**AVAILABLE DATA**
------------------------------------

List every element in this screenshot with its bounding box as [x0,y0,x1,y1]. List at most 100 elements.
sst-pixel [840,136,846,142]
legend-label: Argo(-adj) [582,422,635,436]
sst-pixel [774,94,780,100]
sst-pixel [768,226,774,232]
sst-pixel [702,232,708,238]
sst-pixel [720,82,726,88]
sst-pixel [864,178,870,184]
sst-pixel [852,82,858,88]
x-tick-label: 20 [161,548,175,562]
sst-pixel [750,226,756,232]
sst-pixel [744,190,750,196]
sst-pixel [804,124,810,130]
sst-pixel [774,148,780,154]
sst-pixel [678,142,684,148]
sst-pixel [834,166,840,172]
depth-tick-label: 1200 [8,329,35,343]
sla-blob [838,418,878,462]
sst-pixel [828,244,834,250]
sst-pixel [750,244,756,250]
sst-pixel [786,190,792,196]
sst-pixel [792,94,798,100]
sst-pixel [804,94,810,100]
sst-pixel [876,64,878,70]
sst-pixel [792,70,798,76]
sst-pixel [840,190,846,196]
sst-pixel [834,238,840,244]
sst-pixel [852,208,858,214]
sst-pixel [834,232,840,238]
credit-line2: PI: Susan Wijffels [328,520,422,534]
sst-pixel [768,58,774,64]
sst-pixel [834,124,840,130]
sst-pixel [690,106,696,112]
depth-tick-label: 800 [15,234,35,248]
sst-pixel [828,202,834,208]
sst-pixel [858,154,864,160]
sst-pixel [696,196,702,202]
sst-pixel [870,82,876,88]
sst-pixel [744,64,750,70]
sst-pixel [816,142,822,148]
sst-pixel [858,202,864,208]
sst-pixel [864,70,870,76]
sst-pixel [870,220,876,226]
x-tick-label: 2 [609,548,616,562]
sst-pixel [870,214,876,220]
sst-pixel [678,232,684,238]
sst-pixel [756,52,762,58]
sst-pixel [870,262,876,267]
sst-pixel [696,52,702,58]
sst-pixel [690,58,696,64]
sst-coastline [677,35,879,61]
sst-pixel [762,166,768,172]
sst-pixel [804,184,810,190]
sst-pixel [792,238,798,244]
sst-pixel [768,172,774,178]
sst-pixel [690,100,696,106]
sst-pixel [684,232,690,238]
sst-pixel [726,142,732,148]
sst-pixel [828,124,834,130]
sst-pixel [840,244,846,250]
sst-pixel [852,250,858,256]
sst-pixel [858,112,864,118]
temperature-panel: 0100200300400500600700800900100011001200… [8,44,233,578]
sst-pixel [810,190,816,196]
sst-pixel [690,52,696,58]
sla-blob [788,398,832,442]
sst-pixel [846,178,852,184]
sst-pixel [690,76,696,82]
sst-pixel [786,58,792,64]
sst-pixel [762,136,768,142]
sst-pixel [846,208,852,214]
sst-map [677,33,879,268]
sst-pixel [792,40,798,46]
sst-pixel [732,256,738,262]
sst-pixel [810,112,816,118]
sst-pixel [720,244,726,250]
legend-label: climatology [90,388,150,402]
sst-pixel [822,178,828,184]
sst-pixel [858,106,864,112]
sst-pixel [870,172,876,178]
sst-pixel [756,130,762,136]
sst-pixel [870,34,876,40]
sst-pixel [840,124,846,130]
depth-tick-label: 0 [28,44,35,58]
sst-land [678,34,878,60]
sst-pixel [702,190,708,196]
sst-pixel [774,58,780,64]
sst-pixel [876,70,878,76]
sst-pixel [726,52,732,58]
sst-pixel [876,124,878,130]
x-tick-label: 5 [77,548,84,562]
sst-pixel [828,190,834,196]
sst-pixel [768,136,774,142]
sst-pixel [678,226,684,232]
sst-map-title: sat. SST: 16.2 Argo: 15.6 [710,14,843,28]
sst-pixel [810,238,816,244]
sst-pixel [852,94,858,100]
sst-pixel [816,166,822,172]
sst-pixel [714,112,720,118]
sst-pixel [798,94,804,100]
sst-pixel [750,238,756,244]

------------------------------------

**PROBLEM DETAILS**
Which lines of the records above contain the string "blob"? List each of them in full, treating case as significant.

**ANSWER TO THIS EXERCISE**
sla-blob [838,418,878,462]
sla-blob [788,398,832,442]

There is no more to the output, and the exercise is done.